(Dataset entries on figures)
::::

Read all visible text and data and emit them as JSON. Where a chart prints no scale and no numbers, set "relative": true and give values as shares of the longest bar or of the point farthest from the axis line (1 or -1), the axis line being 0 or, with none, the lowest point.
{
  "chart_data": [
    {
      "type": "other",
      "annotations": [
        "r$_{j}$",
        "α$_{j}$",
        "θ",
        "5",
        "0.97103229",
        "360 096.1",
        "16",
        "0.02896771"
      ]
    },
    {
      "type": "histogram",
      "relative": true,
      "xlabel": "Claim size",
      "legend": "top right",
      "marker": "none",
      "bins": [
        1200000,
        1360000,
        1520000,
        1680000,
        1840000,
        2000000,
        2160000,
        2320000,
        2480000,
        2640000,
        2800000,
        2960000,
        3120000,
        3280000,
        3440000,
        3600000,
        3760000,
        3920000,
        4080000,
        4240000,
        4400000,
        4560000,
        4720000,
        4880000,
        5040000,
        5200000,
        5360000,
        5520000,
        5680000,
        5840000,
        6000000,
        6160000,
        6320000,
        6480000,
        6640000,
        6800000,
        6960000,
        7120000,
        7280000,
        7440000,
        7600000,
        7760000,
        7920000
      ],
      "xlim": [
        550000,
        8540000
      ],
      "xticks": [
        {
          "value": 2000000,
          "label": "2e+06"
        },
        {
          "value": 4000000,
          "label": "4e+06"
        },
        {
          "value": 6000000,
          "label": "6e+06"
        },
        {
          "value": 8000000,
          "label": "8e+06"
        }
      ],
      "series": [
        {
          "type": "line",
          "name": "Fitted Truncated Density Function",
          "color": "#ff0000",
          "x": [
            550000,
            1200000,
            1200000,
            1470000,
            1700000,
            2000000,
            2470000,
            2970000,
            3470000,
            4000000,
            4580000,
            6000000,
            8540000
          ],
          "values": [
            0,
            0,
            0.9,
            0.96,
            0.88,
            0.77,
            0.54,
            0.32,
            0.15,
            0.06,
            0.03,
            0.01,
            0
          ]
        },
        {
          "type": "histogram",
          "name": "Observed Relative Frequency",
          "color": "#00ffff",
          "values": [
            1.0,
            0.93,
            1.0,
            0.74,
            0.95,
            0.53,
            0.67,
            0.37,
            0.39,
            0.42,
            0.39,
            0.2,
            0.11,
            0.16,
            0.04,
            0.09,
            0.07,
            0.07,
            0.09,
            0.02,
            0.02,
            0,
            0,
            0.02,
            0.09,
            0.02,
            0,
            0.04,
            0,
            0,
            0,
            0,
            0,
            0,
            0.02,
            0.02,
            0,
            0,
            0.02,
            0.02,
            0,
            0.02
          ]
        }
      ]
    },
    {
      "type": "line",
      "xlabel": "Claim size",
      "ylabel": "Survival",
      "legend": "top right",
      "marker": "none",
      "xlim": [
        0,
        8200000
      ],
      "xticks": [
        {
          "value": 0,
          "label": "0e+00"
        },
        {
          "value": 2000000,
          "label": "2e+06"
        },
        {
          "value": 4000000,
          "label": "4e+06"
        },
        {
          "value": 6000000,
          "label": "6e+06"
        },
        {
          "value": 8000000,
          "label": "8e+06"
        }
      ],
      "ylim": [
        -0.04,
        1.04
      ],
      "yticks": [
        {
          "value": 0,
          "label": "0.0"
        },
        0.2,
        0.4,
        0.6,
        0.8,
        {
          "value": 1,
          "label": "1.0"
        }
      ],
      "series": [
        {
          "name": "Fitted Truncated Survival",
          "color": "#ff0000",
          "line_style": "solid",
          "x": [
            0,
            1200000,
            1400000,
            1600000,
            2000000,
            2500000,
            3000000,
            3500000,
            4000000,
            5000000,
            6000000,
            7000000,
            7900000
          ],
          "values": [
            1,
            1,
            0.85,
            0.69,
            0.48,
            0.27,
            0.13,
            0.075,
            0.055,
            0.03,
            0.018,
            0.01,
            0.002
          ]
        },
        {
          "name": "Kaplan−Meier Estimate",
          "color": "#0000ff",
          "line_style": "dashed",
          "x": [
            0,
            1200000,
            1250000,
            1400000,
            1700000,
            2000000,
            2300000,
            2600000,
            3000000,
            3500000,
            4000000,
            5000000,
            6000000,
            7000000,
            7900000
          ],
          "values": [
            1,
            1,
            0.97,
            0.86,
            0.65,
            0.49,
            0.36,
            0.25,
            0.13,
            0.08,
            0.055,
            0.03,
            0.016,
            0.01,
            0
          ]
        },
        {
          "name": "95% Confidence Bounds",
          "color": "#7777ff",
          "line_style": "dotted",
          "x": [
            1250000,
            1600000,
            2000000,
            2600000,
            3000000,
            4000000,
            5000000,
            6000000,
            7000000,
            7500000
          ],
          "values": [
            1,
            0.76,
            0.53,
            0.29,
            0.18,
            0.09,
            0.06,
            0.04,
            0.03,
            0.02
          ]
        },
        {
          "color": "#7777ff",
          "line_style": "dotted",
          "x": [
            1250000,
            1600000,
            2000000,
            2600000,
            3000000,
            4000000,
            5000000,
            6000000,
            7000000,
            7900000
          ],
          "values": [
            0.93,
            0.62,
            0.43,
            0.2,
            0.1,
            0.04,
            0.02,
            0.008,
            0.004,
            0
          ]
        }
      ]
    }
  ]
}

::::

*Objective*
Return the material in full, exactly as shown.

*Exercise response*
Read all visible text and data and emit them as JSON. Where a chart prints no scale and no numbers, set "relative": true and give values as shares of the longest bar or of the point farthest from the axis line (1 or -1), the axis line being 0 or, with none, the lowest point.
{
  "chart_data": [
    {
      "type": "other",
      "annotations": [
        "r$_{j}$",
        "α$_{j}$",
        "θ",
        "5",
        "0.97103229",
        "360 096.1",
        "16",
        "0.02896771"
      ]
    },
    {
      "type": "histogram",
      "relative": true,
      "xlabel": "Claim size",
      "legend": "top right",
      "marker": "none",
      "bins": [
        1200000,
        1360000,
        1520000,
        1680000,
        1840000,
        2000000,
        2160000,
        2320000,
        2480000,
        2640000,
        2800000,
        2960000,
        3120000,
        3280000,
        3440000,
        3600000,
        3760000,
        3920000,
        4080000,
        4240000,
        4400000,
        4560000,
        4720000,
        4880000,
        5040000,
        5200000,
        5360000,
        5520000,
        5680000,
        5840000,
        6000000,
        6160000,
        6320000,
        6480000,
        6640000,
        6800000,
        6960000,
        7120000,
        7280000,
        7440000,
        7600000,
        7760000,
        7920000
      ],
      "xlim": [
        550000,
        8540000
      ],
      "xticks": [
        {
          "value": 2000000,
          "label": "2e+06"
        },
        {
          "value": 4000000,
          "label": "4e+06"
        },
        {
          "value": 6000000,
          "label": "6e+06"
        },
        {
          "value": 8000000,
          "label": "8e+06"
        }
      ],
      "series": [
        {
          "type": "line",
          "name": "Fitted Truncated Density Function",
          "color": "#ff0000",
          "x": [
            550000,
            1200000,
            1200000,
            1470000,
            1700000,
            2000000,
            2470000,
            2970000,
            3470000,
            4000000,
            4580000,
            6000000,
            8540000
          ],
          "values": [
            0,
            0,
            0.9,
            0.96,
            0.88,
            0.77,
            0.54,
            0.32,
            0.15,
            0.06,
            0.03,
            0.01,
            0
          ]
        },
        {
          "type": "histogram",
          "name": "Observed Relative Frequency",
          "color": "#00ffff",
          "values": [
            1.0,
            0.93,
            1.0,
            0.74,
            0.95,
            0.53,
            0.67,
            0.37,
            0.39,
            0.42,
            0.39,
            0.2,
            0.11,
            0.16,
            0.04,
            0.09,
            0.07,
            0.07,
            0.09,
            0.02,
            0.02,
            0,
            0,
            0.02,
            0.09,
            0.02,
            0,
            0.04,
            0,
            0,
            0,
            0,
            0,
            0,
            0.02,
            0.02,
            0,
            0,
            0.02,
            0.02,
            0,
            0.02
          ]
        }
      ]
    },
    {
      "type": "line",
      "xlabel": "Claim size",
      "ylabel": "Survival",
      "legend": "top right",
      "marker": "none",
      "xlim": [
        0,
        8200000
      ],
      "xticks": [
        {
          "value": 0,
          "label": "0e+00"
        },
        {
          "value": 2000000,
          "label": "2e+06"
        },
        {
          "value": 4000000,
          "label": "4e+06"
        },
        {
          "value": 6000000,
          "label": "6e+06"
        },
        {
          "value": 8000000,
          "label": "8e+06"
        }
      ],
      "ylim": [
        -0.04,
        1.04
      ],
      "yticks": [
        {
          "value": 0,
          "label": "0.0"
        },
        0.2,
        0.4,
        0.6,
        0.8,
        {
          "value": 1,
          "label": "1.0"
        }
      ],
      "series": [
        {
          "name": "Fitted Truncated Survival",
          "color": "#ff0000",
          "line_style": "solid",
          "x": [
            0,
            1200000,
            1400000,
            1600000,
            2000000,
            2500000,
            3000000,
            3500000,
            4000000,
            5000000,
            6000000,
            7000000,
            7900000
          ],
          "values": [
            1,
            1,
            0.85,
            0.69,
            0.48,
            0.27,
            0.13,
            0.075,
            0.055,
            0.03,
            0.018,
            0.01,
            0.002
          ]
        },
        {
          "name": "Kaplan−Meier Estimate",
          "color": "#0000ff",
          "line_style": "dashed",
          "x": [
            0,
            1200000,
            1250000,
            1400000,
            1700000,
            2000000,
            2300000,
            2600000,
            3000000,
            3500000,
            4000000,
            5000000,
            6000000,
            7000000,
            7900000
          ],
          "values": [
            1,
            1,
            0.97,
            0.86,
            0.65,
            0.49,
            0.36,
            0.25,
            0.13,
            0.08,
            0.055,
            0.03,
            0.016,
            0.01,
            0
          ]
        },
        {
          "name": "95% Confidence Bounds",
          "color": "#7777ff",
          "line_style": "dotted",
          "x": [
            1250000,
            1600000,
            2000000,
            2600000,
            3000000,
            4000000,
            5000000,
            6000000,
            7000000,
            7500000
          ],
          "values": [
            1,
            0.76,
            0.53,
            0.29,
            0.18,
            0.09,
            0.06,
            0.04,
            0.03,
            0.02
          ]
        },
        {
          "color": "#7777ff",
          "line_style": "dotted",
          "x": [
            1250000,
            1600000,
            2000000,
            2600000,
            3000000,
            4000000,
            5000000,
            6000000,
            7000000,
            7900000
          ],
          "values": [
            0.93,
            0.62,
            0.43,
            0.2,
            0.1,
            0.04,
            0.02,
            0.008,
            0.004,
            0
          ]
        }
      ]
    }
  ]
}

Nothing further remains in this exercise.